EXERCISE DIRECTIONS: Count how many lines of the material contain the string "Izvēlētie", then give that number and nothing more.

DATA PROVIDED:
╭──

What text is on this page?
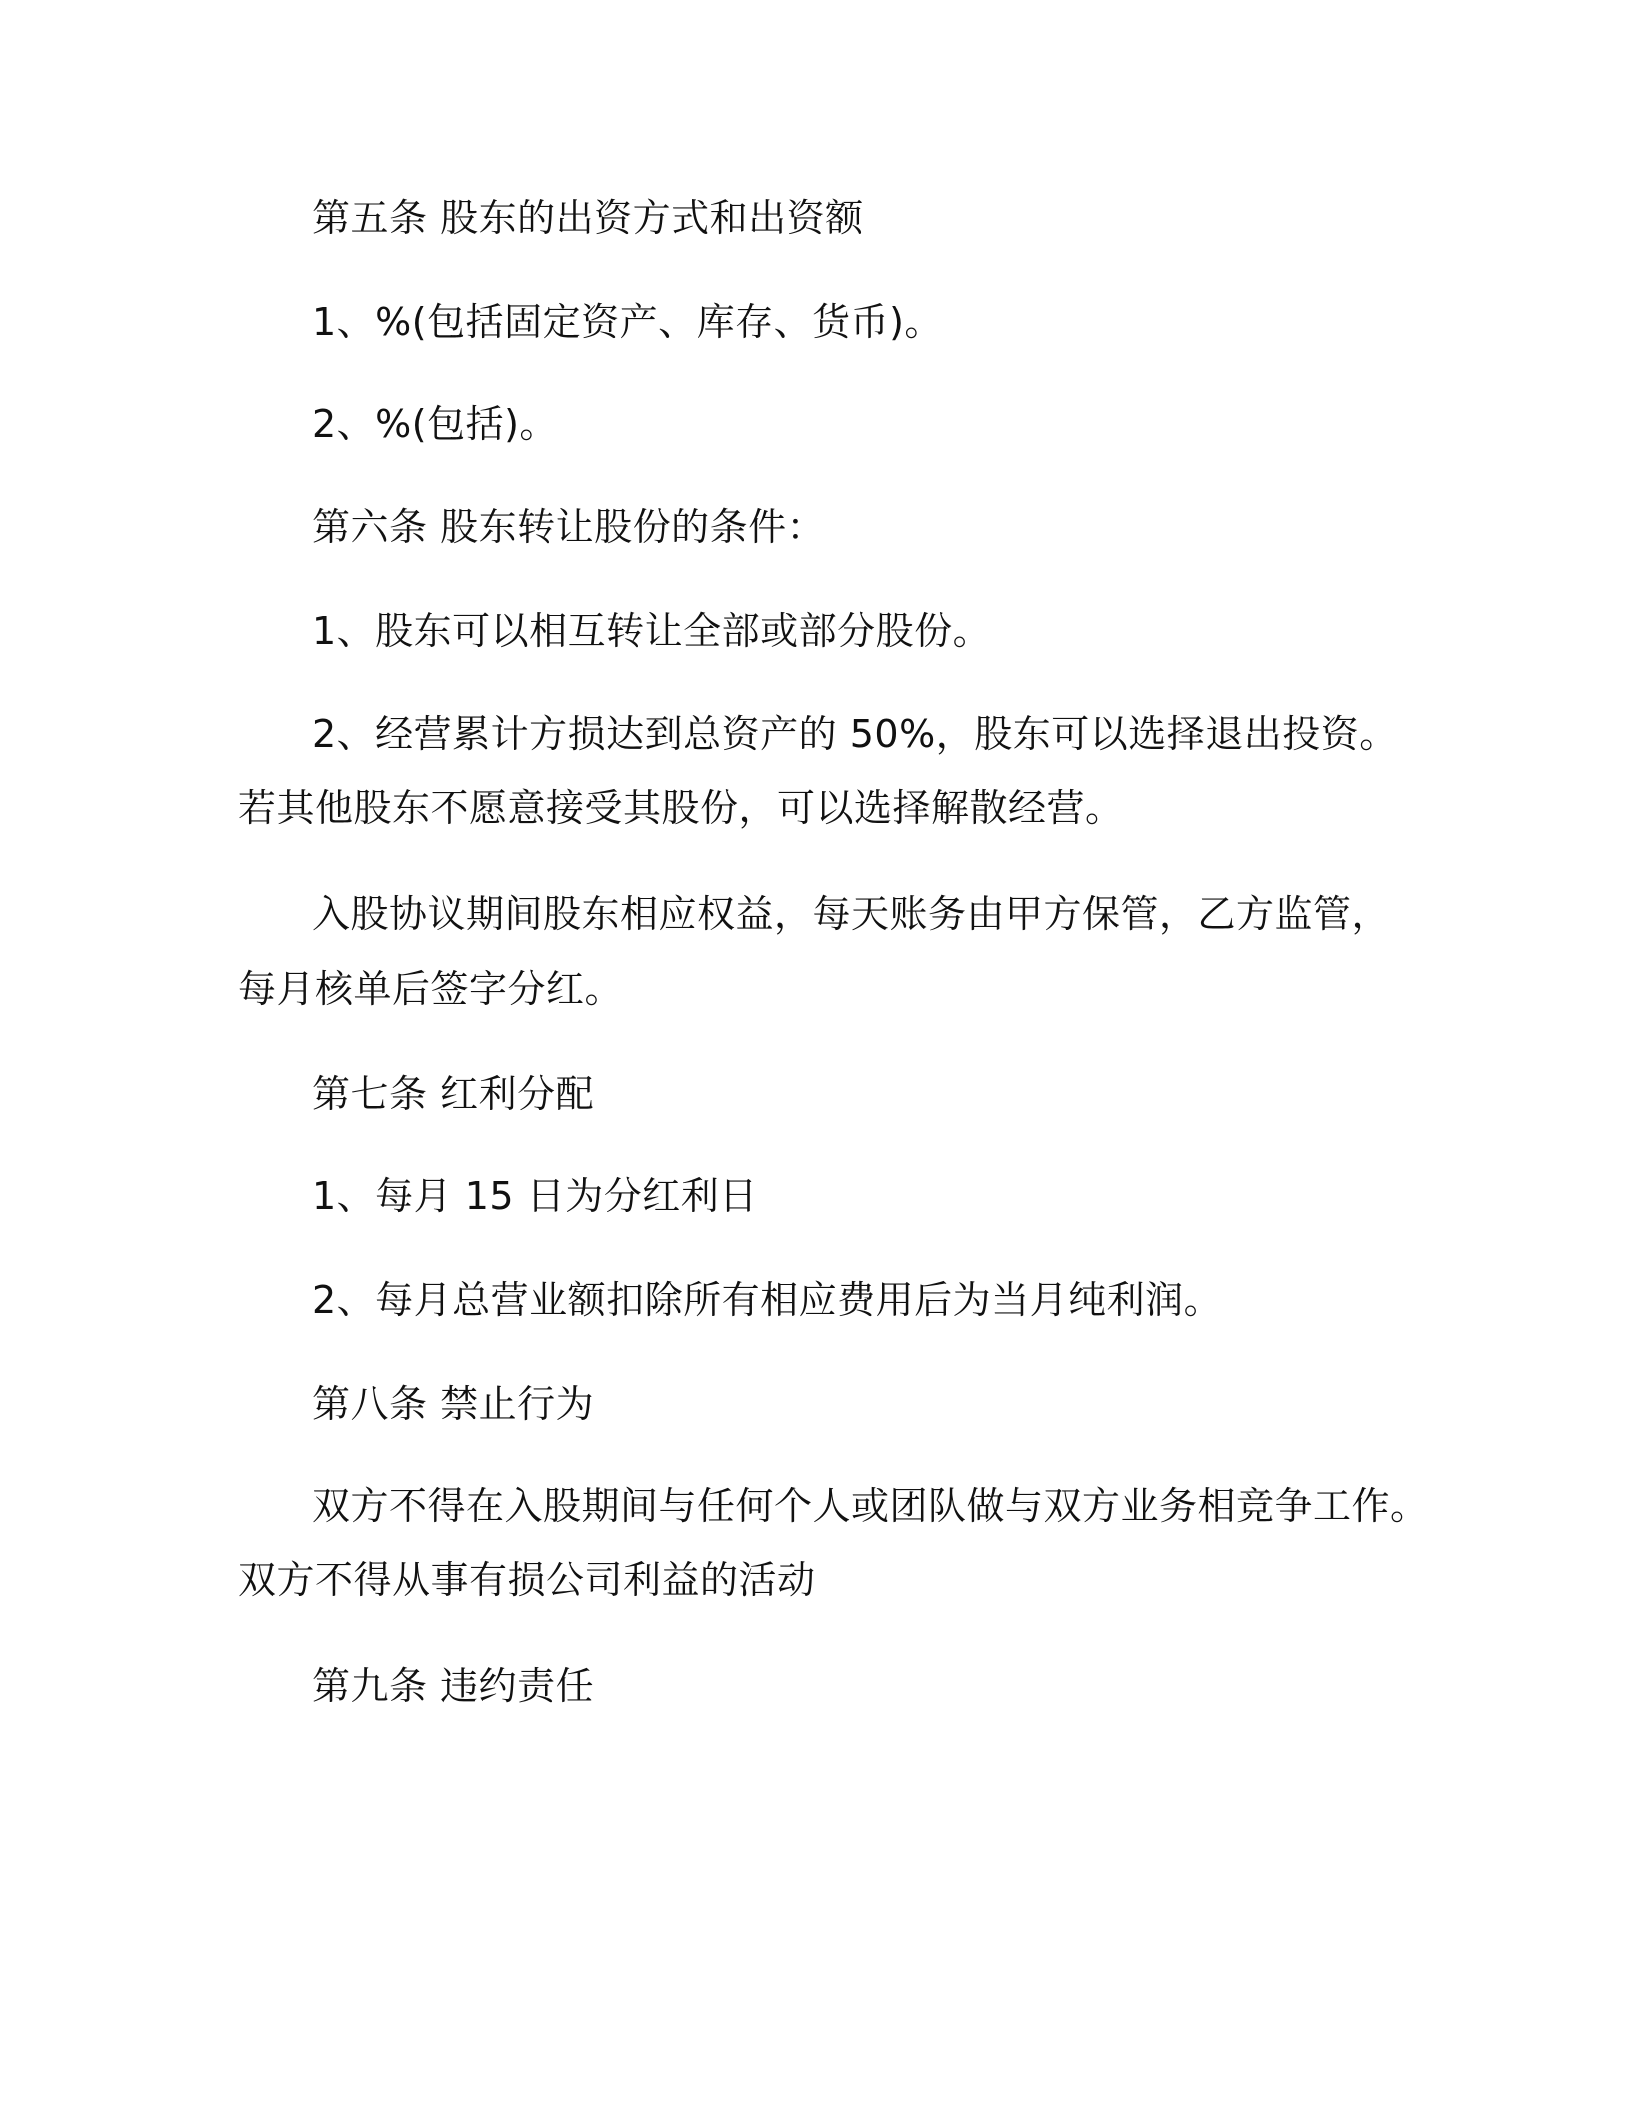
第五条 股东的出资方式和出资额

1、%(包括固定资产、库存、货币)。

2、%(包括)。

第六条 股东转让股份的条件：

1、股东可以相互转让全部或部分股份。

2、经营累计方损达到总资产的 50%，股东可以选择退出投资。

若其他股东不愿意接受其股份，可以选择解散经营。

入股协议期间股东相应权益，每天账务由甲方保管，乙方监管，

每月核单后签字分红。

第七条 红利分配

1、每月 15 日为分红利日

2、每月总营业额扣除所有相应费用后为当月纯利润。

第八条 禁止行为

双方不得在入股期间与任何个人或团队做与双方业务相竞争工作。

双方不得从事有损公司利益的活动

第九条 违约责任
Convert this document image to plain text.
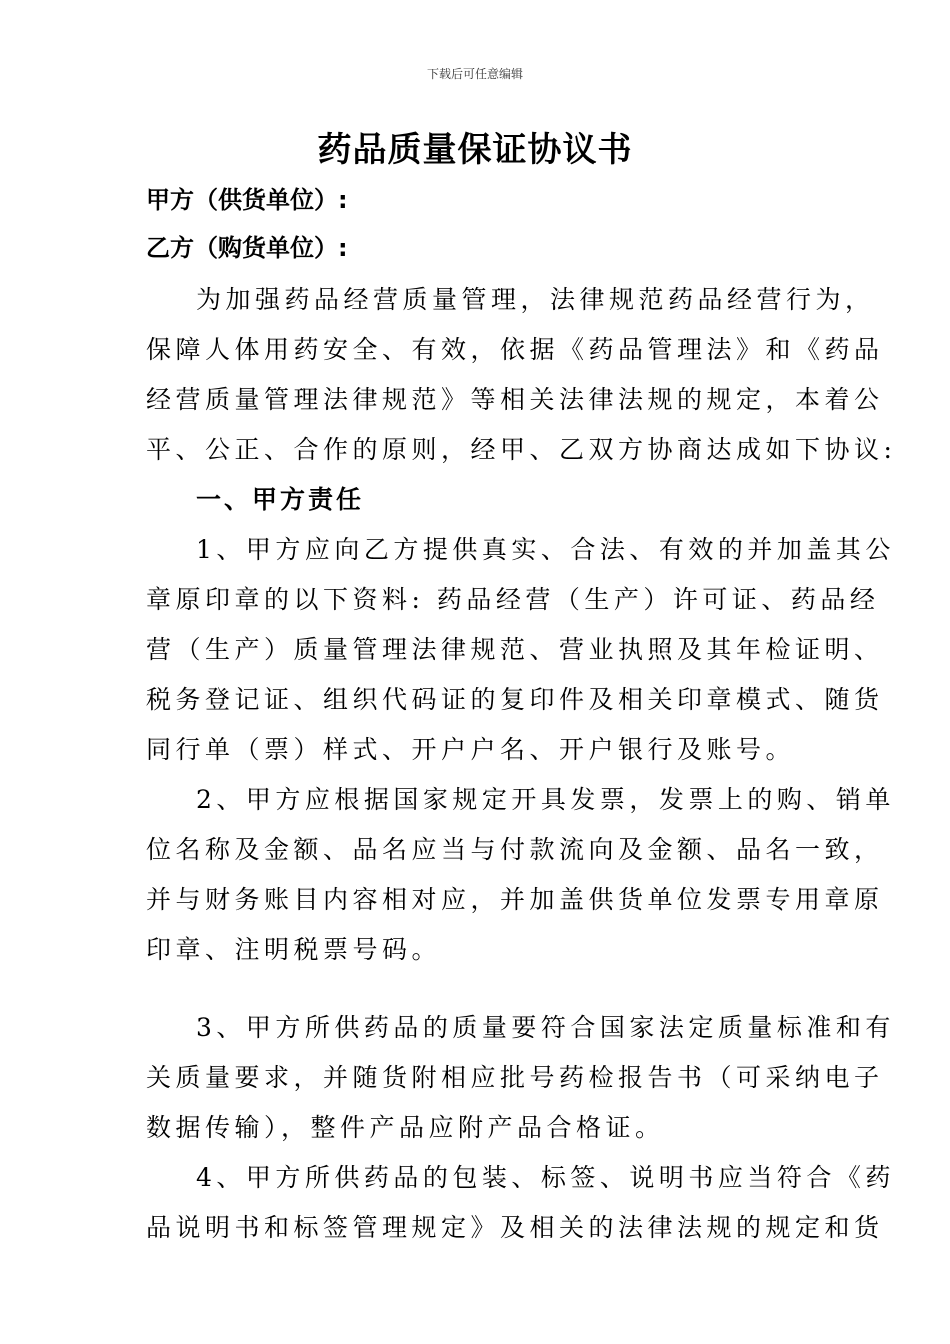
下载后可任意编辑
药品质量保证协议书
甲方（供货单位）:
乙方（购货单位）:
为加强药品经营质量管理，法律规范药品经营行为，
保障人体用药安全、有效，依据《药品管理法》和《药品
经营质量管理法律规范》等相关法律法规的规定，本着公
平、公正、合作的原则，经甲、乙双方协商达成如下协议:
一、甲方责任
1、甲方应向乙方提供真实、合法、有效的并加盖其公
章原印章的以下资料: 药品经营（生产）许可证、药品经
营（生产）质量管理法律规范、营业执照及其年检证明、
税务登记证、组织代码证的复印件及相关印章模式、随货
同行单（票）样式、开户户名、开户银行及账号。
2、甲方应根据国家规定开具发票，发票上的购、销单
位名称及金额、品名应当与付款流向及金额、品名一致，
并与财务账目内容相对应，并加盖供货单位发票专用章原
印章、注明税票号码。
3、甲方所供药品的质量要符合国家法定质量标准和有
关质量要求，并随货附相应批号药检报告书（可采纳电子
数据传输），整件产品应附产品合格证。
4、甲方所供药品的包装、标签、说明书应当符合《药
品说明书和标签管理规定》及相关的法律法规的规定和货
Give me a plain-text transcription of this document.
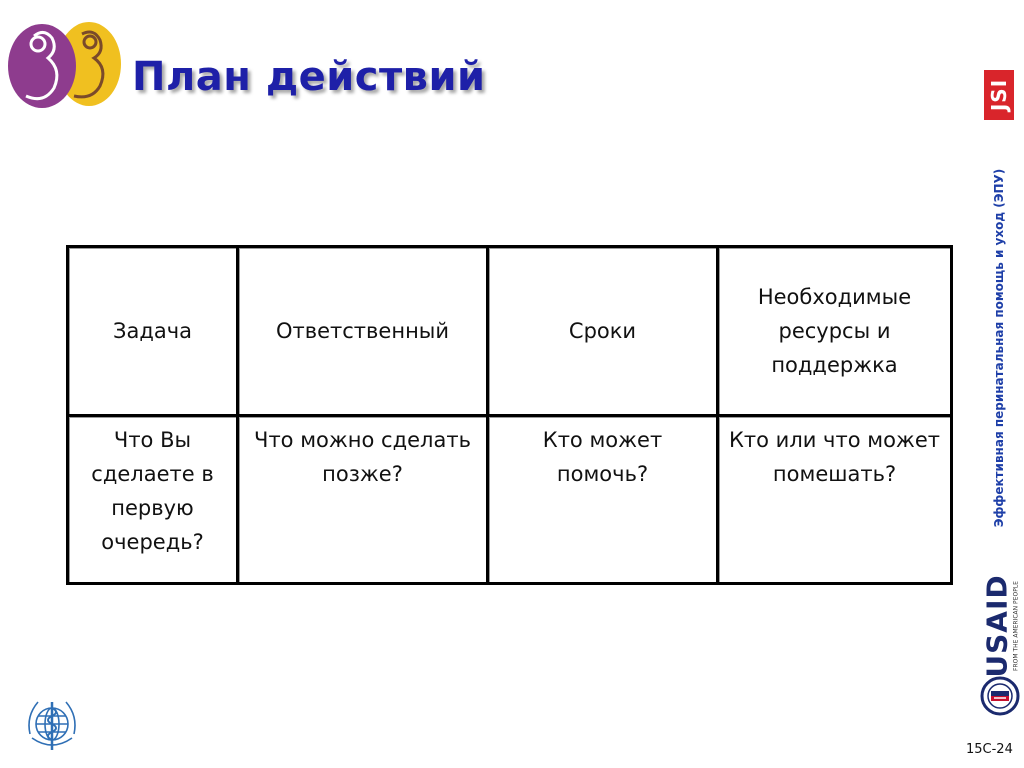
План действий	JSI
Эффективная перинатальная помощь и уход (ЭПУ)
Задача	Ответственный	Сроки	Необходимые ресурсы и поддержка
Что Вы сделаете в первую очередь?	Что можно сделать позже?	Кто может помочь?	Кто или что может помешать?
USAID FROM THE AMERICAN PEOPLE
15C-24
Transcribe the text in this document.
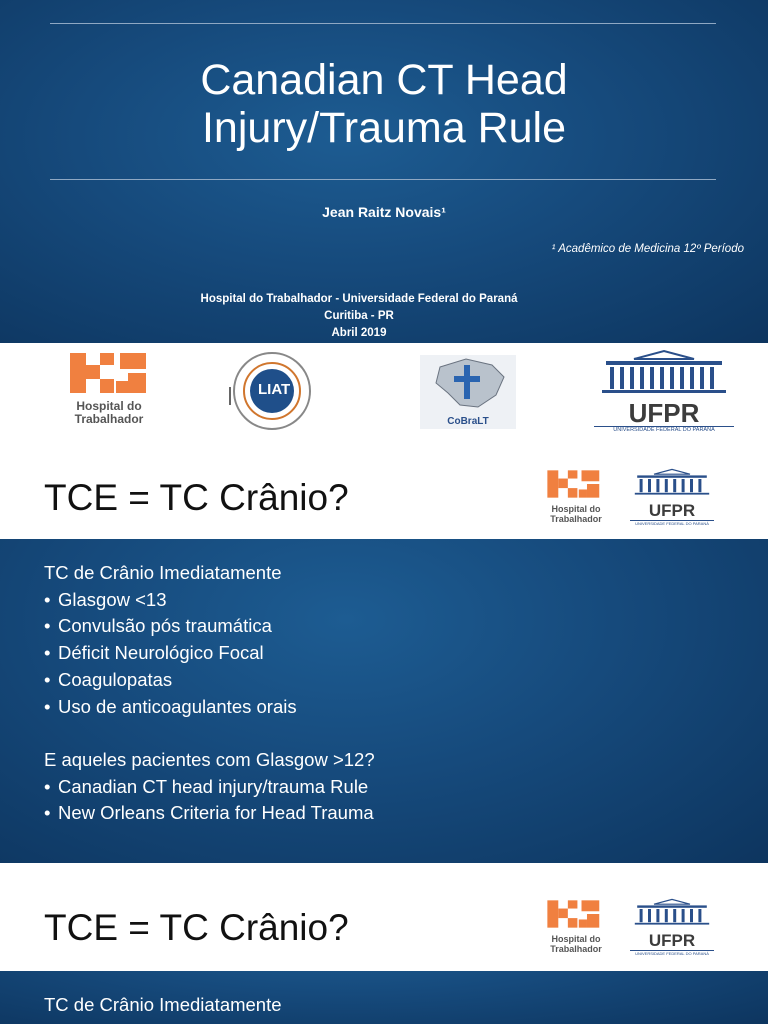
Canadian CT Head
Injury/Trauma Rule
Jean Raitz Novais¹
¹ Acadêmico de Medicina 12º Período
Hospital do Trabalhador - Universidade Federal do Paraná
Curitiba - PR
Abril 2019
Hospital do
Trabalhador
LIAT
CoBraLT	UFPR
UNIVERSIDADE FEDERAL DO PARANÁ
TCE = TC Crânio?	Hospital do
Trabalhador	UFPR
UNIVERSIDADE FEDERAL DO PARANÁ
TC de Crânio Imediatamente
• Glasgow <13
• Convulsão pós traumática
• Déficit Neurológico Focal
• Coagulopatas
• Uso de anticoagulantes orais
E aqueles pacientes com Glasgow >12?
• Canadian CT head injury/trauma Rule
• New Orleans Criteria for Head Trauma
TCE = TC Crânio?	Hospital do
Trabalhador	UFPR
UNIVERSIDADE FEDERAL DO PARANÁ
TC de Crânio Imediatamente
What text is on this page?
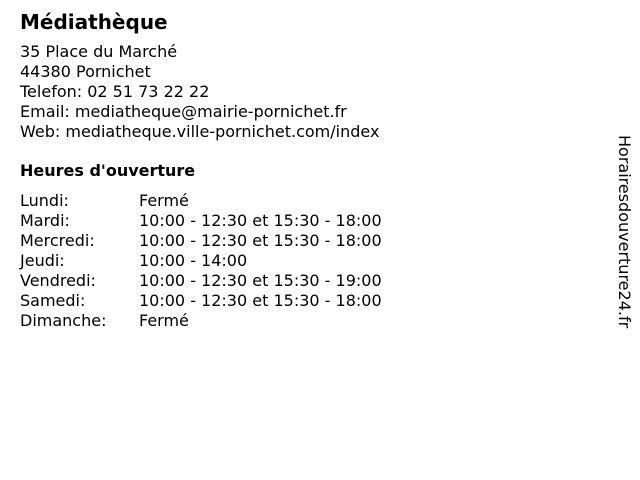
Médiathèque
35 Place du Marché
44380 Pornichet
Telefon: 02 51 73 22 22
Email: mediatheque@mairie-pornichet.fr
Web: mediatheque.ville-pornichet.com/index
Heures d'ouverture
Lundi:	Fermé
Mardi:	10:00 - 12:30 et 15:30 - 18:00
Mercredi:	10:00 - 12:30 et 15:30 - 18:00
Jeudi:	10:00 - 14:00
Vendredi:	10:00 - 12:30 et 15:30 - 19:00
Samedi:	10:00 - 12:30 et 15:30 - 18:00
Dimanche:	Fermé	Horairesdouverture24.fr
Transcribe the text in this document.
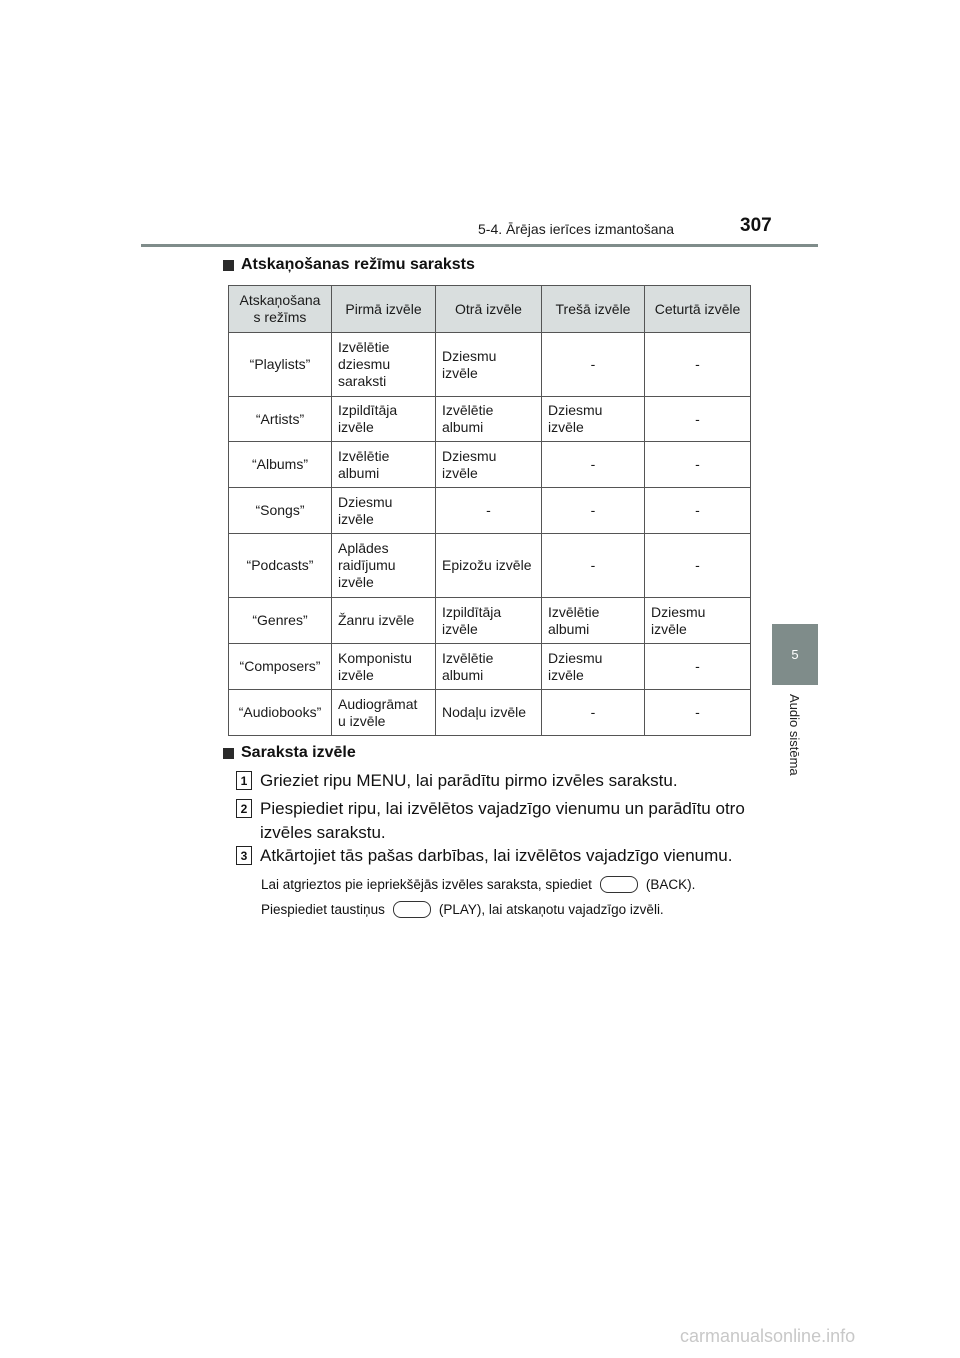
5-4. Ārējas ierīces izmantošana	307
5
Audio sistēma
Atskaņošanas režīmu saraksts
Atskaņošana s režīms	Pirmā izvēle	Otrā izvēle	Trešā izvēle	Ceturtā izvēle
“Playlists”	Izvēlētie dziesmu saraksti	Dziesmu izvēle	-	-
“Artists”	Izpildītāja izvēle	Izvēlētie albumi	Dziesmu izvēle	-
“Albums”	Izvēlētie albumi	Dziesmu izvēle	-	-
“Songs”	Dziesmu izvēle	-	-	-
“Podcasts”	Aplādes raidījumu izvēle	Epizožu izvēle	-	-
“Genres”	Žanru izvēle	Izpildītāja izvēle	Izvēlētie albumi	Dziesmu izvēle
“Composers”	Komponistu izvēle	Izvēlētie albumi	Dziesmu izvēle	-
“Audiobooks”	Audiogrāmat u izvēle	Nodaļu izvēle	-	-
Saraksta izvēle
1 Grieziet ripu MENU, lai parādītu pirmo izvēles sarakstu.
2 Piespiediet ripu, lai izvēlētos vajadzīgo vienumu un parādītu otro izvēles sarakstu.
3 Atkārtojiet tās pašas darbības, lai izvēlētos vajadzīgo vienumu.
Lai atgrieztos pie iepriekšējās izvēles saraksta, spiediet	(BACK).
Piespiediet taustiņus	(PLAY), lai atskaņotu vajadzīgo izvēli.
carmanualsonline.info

╰──

ANSWER TO THE TASK: 5